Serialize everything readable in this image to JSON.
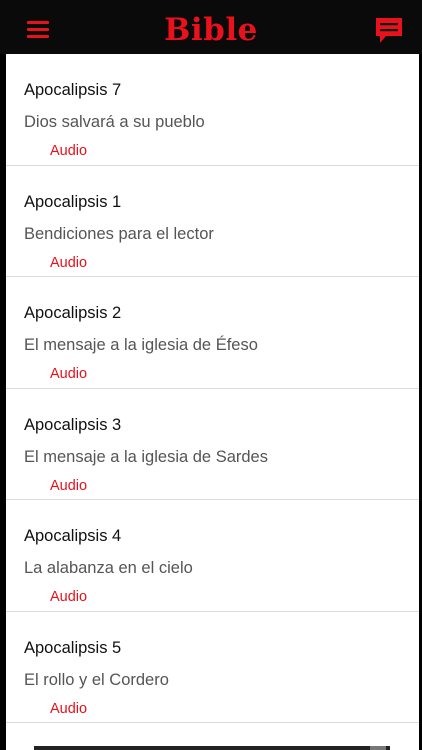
{
  "header": {
    "title": "Bible",
    "menu_icon": "hamburger-menu-icon",
    "chat_icon": "chat-bubble-icon",
    "accent_color": "#e8111c"
  },
  "items": [
    {
      "title": "Apocalipsis 7",
      "subtitle": "Dios salvará a su pueblo",
      "audio_label": "Audio"
    },
    {
      "title": "Apocalipsis 1",
      "subtitle": "Bendiciones para el lector",
      "audio_label": "Audio"
    },
    {
      "title": "Apocalipsis 2",
      "subtitle": "El mensaje a la iglesia de Éfeso",
      "audio_label": "Audio"
    },
    {
      "title": "Apocalipsis 3",
      "subtitle": "El mensaje a la iglesia de Sardes",
      "audio_label": "Audio"
    },
    {
      "title": "Apocalipsis 4",
      "subtitle": "La alabanza en el cielo",
      "audio_label": "Audio"
    },
    {
      "title": "Apocalipsis 5",
      "subtitle": "El rollo y el Cordero",
      "audio_label": "Audio"
    }
  ]
}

## GIVEN INSTRUCTION
Only a number is wanted: how many lines of the data above contain "subtitle"?

## OUTPUT BELOW
6